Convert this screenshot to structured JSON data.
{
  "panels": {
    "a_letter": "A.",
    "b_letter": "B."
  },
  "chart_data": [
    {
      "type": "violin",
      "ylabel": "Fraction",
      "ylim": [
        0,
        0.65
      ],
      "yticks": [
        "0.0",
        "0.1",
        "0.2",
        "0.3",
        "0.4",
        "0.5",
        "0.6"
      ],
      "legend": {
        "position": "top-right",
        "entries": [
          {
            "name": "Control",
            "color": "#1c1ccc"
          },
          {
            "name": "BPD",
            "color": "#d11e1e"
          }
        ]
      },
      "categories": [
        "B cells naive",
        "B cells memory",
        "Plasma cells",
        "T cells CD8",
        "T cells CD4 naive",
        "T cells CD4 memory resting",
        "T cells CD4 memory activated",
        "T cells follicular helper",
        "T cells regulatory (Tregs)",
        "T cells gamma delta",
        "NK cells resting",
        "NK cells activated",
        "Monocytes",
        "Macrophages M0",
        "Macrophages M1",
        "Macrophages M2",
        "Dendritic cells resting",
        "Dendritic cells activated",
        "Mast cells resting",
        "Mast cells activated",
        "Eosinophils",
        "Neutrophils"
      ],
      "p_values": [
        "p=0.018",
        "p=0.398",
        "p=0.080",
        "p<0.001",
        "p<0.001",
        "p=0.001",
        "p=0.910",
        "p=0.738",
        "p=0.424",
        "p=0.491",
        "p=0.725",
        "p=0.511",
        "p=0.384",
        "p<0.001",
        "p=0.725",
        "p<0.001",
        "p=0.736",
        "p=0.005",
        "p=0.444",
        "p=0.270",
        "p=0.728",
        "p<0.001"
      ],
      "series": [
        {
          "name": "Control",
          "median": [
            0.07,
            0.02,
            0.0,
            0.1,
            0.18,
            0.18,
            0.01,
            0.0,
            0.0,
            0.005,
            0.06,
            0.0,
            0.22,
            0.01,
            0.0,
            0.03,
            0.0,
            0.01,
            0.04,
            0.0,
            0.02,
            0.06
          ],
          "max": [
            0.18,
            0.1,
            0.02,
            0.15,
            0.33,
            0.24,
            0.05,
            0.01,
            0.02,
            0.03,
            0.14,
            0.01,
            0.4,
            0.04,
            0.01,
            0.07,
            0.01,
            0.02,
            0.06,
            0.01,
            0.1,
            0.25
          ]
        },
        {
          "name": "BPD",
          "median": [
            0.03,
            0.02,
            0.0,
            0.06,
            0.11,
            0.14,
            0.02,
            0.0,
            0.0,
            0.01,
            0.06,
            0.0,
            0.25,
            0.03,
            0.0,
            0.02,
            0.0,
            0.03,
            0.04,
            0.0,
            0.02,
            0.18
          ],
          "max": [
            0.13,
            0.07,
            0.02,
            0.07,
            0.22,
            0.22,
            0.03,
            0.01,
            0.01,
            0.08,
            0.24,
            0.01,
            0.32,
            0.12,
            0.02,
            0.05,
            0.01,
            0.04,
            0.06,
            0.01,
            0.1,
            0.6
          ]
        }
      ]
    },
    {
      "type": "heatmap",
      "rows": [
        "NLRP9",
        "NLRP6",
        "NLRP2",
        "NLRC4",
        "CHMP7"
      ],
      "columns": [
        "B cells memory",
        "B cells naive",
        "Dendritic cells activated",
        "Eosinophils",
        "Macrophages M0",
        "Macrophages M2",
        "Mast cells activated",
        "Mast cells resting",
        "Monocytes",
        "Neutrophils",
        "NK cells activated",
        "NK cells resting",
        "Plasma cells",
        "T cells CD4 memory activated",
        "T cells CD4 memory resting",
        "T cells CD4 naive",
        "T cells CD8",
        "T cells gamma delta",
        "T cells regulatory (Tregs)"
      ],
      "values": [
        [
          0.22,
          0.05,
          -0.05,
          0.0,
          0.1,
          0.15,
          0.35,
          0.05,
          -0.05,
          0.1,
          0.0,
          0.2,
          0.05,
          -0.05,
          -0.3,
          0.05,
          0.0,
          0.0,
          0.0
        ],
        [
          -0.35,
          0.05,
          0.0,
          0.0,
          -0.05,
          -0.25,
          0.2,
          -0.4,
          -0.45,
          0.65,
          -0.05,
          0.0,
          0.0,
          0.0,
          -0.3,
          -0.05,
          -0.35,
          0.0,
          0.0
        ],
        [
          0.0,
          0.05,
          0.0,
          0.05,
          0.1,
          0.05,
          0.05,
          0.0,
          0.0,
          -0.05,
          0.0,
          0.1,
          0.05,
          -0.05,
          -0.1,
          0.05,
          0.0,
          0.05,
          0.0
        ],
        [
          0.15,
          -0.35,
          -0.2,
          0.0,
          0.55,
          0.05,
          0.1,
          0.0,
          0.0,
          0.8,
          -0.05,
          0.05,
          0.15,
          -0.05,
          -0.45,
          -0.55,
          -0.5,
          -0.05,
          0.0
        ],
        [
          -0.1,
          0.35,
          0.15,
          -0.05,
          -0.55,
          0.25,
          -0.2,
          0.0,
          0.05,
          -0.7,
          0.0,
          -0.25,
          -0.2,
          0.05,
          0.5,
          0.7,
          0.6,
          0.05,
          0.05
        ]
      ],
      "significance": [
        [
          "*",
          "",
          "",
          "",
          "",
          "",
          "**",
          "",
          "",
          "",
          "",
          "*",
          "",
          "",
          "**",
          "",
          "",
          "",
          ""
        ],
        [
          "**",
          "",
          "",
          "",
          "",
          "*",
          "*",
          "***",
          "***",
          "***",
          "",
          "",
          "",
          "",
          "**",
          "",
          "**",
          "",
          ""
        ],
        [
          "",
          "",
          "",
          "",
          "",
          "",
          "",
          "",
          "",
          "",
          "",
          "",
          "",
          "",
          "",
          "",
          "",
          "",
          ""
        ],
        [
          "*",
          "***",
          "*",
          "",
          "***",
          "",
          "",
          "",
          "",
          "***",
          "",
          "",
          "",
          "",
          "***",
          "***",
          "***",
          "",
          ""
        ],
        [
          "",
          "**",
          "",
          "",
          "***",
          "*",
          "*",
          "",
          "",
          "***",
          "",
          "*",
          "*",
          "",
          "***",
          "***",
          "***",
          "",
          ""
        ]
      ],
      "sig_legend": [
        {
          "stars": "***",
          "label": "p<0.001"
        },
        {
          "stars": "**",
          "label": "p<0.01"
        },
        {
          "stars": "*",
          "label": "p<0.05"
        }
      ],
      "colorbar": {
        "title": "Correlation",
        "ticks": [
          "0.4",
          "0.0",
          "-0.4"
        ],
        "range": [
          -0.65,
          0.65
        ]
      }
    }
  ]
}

..............................

Retype all the records above without changing a word.

Convert this screenshot to structured JSON data.
{
  "panels": {
    "a_letter": "A.",
    "b_letter": "B."
  },
  "chart_data": [
    {
      "type": "violin",
      "ylabel": "Fraction",
      "ylim": [
        0,
        0.65
      ],
      "yticks": [
        "0.0",
        "0.1",
        "0.2",
        "0.3",
        "0.4",
        "0.5",
        "0.6"
      ],
      "legend": {
        "position": "top-right",
        "entries": [
          {
            "name": "Control",
            "color": "#1c1ccc"
          },
          {
            "name": "BPD",
            "color": "#d11e1e"
          }
        ]
      },
      "categories": [
        "B cells naive",
        "B cells memory",
        "Plasma cells",
        "T cells CD8",
        "T cells CD4 naive",
        "T cells CD4 memory resting",
        "T cells CD4 memory activated",
        "T cells follicular helper",
        "T cells regulatory (Tregs)",
        "T cells gamma delta",
        "NK cells resting",
        "NK cells activated",
        "Monocytes",
        "Macrophages M0",
        "Macrophages M1",
        "Macrophages M2",
        "Dendritic cells resting",
        "Dendritic cells activated",
        "Mast cells resting",
        "Mast cells activated",
        "Eosinophils",
        "Neutrophils"
      ],
      "p_values": [
        "p=0.018",
        "p=0.398",
        "p=0.080",
        "p<0.001",
        "p<0.001",
        "p=0.001",
        "p=0.910",
        "p=0.738",
        "p=0.424",
        "p=0.491",
        "p=0.725",
        "p=0.511",
        "p=0.384",
        "p<0.001",
        "p=0.725",
        "p<0.001",
        "p=0.736",
        "p=0.005",
        "p=0.444",
        "p=0.270",
        "p=0.728",
        "p<0.001"
      ],
      "series": [
        {
          "name": "Control",
          "median": [
            0.07,
            0.02,
            0.0,
            0.1,
            0.18,
            0.18,
            0.01,
            0.0,
            0.0,
            0.005,
            0.06,
            0.0,
            0.22,
            0.01,
            0.0,
            0.03,
            0.0,
            0.01,
            0.04,
            0.0,
            0.02,
            0.06
          ],
          "max": [
            0.18,
            0.1,
            0.02,
            0.15,
            0.33,
            0.24,
            0.05,
            0.01,
            0.02,
            0.03,
            0.14,
            0.01,
            0.4,
            0.04,
            0.01,
            0.07,
            0.01,
            0.02,
            0.06,
            0.01,
            0.1,
            0.25
          ]
        },
        {
          "name": "BPD",
          "median": [
            0.03,
            0.02,
            0.0,
            0.06,
            0.11,
            0.14,
            0.02,
            0.0,
            0.0,
            0.01,
            0.06,
            0.0,
            0.25,
            0.03,
            0.0,
            0.02,
            0.0,
            0.03,
            0.04,
            0.0,
            0.02,
            0.18
          ],
          "max": [
            0.13,
            0.07,
            0.02,
            0.07,
            0.22,
            0.22,
            0.03,
            0.01,
            0.01,
            0.08,
            0.24,
            0.01,
            0.32,
            0.12,
            0.02,
            0.05,
            0.01,
            0.04,
            0.06,
            0.01,
            0.1,
            0.6
          ]
        }
      ]
    },
    {
      "type": "heatmap",
      "rows": [
        "NLRP9",
        "NLRP6",
        "NLRP2",
        "NLRC4",
        "CHMP7"
      ],
      "columns": [
        "B cells memory",
        "B cells naive",
        "Dendritic cells activated",
        "Eosinophils",
        "Macrophages M0",
        "Macrophages M2",
        "Mast cells activated",
        "Mast cells resting",
        "Monocytes",
        "Neutrophils",
        "NK cells activated",
        "NK cells resting",
        "Plasma cells",
        "T cells CD4 memory activated",
        "T cells CD4 memory resting",
        "T cells CD4 naive",
        "T cells CD8",
        "T cells gamma delta",
        "T cells regulatory (Tregs)"
      ],
      "values": [
        [
          0.22,
          0.05,
          -0.05,
          0.0,
          0.1,
          0.15,
          0.35,
          0.05,
          -0.05,
          0.1,
          0.0,
          0.2,
          0.05,
          -0.05,
          -0.3,
          0.05,
          0.0,
          0.0,
          0.0
        ],
        [
          -0.35,
          0.05,
          0.0,
          0.0,
          -0.05,
          -0.25,
          0.2,
          -0.4,
          -0.45,
          0.65,
          -0.05,
          0.0,
          0.0,
          0.0,
          -0.3,
          -0.05,
          -0.35,
          0.0,
          0.0
        ],
        [
          0.0,
          0.05,
          0.0,
          0.05,
          0.1,
          0.05,
          0.05,
          0.0,
          0.0,
          -0.05,
          0.0,
          0.1,
          0.05,
          -0.05,
          -0.1,
          0.05,
          0.0,
          0.05,
          0.0
        ],
        [
          0.15,
          -0.35,
          -0.2,
          0.0,
          0.55,
          0.05,
          0.1,
          0.0,
          0.0,
          0.8,
          -0.05,
          0.05,
          0.15,
          -0.05,
          -0.45,
          -0.55,
          -0.5,
          -0.05,
          0.0
        ],
        [
          -0.1,
          0.35,
          0.15,
          -0.05,
          -0.55,
          0.25,
          -0.2,
          0.0,
          0.05,
          -0.7,
          0.0,
          -0.25,
          -0.2,
          0.05,
          0.5,
          0.7,
          0.6,
          0.05,
          0.05
        ]
      ],
      "significance": [
        [
          "*",
          "",
          "",
          "",
          "",
          "",
          "**",
          "",
          "",
          "",
          "",
          "*",
          "",
          "",
          "**",
          "",
          "",
          "",
          ""
        ],
        [
          "**",
          "",
          "",
          "",
          "",
          "*",
          "*",
          "***",
          "***",
          "***",
          "",
          "",
          "",
          "",
          "**",
          "",
          "**",
          "",
          ""
        ],
        [
          "",
          "",
          "",
          "",
          "",
          "",
          "",
          "",
          "",
          "",
          "",
          "",
          "",
          "",
          "",
          "",
          "",
          "",
          ""
        ],
        [
          "*",
          "***",
          "*",
          "",
          "***",
          "",
          "",
          "",
          "",
          "***",
          "",
          "",
          "",
          "",
          "***",
          "***",
          "***",
          "",
          ""
        ],
        [
          "",
          "**",
          "",
          "",
          "***",
          "*",
          "*",
          "",
          "",
          "***",
          "",
          "*",
          "*",
          "",
          "***",
          "***",
          "***",
          "",
          ""
        ]
      ],
      "sig_legend": [
        {
          "stars": "***",
          "label": "p<0.001"
        },
        {
          "stars": "**",
          "label": "p<0.01"
        },
        {
          "stars": "*",
          "label": "p<0.05"
        }
      ],
      "colorbar": {
        "title": "Correlation",
        "ticks": [
          "0.4",
          "0.0",
          "-0.4"
        ],
        "range": [
          -0.65,
          0.65
        ]
      }
    }
  ]
}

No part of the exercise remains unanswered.